▸ What to work on:
Extract the full listing below without altering a single character.
── Data provided
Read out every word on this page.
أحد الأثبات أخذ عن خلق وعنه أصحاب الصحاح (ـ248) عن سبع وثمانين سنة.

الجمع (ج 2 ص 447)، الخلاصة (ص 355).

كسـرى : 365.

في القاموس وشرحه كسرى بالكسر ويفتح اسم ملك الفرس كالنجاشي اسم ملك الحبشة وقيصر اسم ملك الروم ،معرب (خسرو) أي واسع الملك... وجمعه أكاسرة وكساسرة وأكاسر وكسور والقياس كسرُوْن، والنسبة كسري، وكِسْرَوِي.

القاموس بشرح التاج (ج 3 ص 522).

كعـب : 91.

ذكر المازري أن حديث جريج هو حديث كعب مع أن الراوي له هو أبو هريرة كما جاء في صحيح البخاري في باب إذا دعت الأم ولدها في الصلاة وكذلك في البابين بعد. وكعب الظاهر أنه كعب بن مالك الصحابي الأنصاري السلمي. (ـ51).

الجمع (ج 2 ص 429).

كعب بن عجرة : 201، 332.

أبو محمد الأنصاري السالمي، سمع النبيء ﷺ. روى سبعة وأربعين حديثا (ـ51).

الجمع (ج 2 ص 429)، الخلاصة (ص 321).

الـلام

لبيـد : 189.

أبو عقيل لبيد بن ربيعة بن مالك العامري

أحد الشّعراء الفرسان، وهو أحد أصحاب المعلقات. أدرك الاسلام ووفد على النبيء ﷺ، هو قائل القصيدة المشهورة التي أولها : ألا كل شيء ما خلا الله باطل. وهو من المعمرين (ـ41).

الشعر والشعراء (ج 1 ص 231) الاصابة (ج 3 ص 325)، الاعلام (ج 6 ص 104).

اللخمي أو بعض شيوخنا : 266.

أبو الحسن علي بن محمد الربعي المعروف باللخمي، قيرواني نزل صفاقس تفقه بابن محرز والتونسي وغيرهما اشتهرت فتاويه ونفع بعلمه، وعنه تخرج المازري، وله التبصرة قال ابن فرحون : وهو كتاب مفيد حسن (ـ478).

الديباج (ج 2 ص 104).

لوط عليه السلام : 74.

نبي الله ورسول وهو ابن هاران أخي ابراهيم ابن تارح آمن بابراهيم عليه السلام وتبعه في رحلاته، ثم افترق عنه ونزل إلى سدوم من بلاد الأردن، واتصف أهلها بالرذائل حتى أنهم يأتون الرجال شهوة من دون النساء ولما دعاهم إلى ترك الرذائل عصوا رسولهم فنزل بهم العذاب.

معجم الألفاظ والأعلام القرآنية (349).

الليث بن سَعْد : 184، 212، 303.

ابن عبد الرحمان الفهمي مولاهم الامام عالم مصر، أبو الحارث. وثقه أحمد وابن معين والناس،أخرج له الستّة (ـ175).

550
────
▸ Response to this task:
Read out every word on this page.
أحد الأثبات أخذ عن خلق وعنه أصحاب الصحاح (ـ248) عن سبع وثمانين سنة.

الجمع (ج 2 ص 447)، الخلاصة (ص 355).

كسـرى : 365.

في القاموس وشرحه كسرى بالكسر ويفتح اسم ملك الفرس كالنجاشي اسم ملك الحبشة وقيصر اسم ملك الروم ،معرب (خسرو) أي واسع الملك... وجمعه أكاسرة وكساسرة وأكاسر وكسور والقياس كسرُوْن، والنسبة كسري، وكِسْرَوِي.

القاموس بشرح التاج (ج 3 ص 522).

كعـب : 91.

ذكر المازري أن حديث جريج هو حديث كعب مع أن الراوي له هو أبو هريرة كما جاء في صحيح البخاري في باب إذا دعت الأم ولدها في الصلاة وكذلك في البابين بعد. وكعب الظاهر أنه كعب بن مالك الصحابي الأنصاري السلمي. (ـ51).

الجمع (ج 2 ص 429).

كعب بن عجرة : 201، 332.

أبو محمد الأنصاري السالمي، سمع النبيء ﷺ. روى سبعة وأربعين حديثا (ـ51).

الجمع (ج 2 ص 429)، الخلاصة (ص 321).

الـلام

لبيـد : 189.

أبو عقيل لبيد بن ربيعة بن مالك العامري

أحد الشّعراء الفرسان، وهو أحد أصحاب المعلقات. أدرك الاسلام ووفد على النبيء ﷺ، هو قائل القصيدة المشهورة التي أولها : ألا كل شيء ما خلا الله باطل. وهو من المعمرين (ـ41).

الشعر والشعراء (ج 1 ص 231) الاصابة (ج 3 ص 325)، الاعلام (ج 6 ص 104).

اللخمي أو بعض شيوخنا : 266.

أبو الحسن علي بن محمد الربعي المعروف باللخمي، قيرواني نزل صفاقس تفقه بابن محرز والتونسي وغيرهما اشتهرت فتاويه ونفع بعلمه، وعنه تخرج المازري، وله التبصرة قال ابن فرحون : وهو كتاب مفيد حسن (ـ478).

الديباج (ج 2 ص 104).

لوط عليه السلام : 74.

نبي الله ورسول وهو ابن هاران أخي ابراهيم ابن تارح آمن بابراهيم عليه السلام وتبعه في رحلاته، ثم افترق عنه ونزل إلى سدوم من بلاد الأردن، واتصف أهلها بالرذائل حتى أنهم يأتون الرجال شهوة من دون النساء ولما دعاهم إلى ترك الرذائل عصوا رسولهم فنزل بهم العذاب.

معجم الألفاظ والأعلام القرآنية (349).

الليث بن سَعْد : 184، 212، 303.

ابن عبد الرحمان الفهمي مولاهم الامام عالم مصر، أبو الحارث. وثقه أحمد وابن معين والناس،أخرج له الستّة (ـ175).

550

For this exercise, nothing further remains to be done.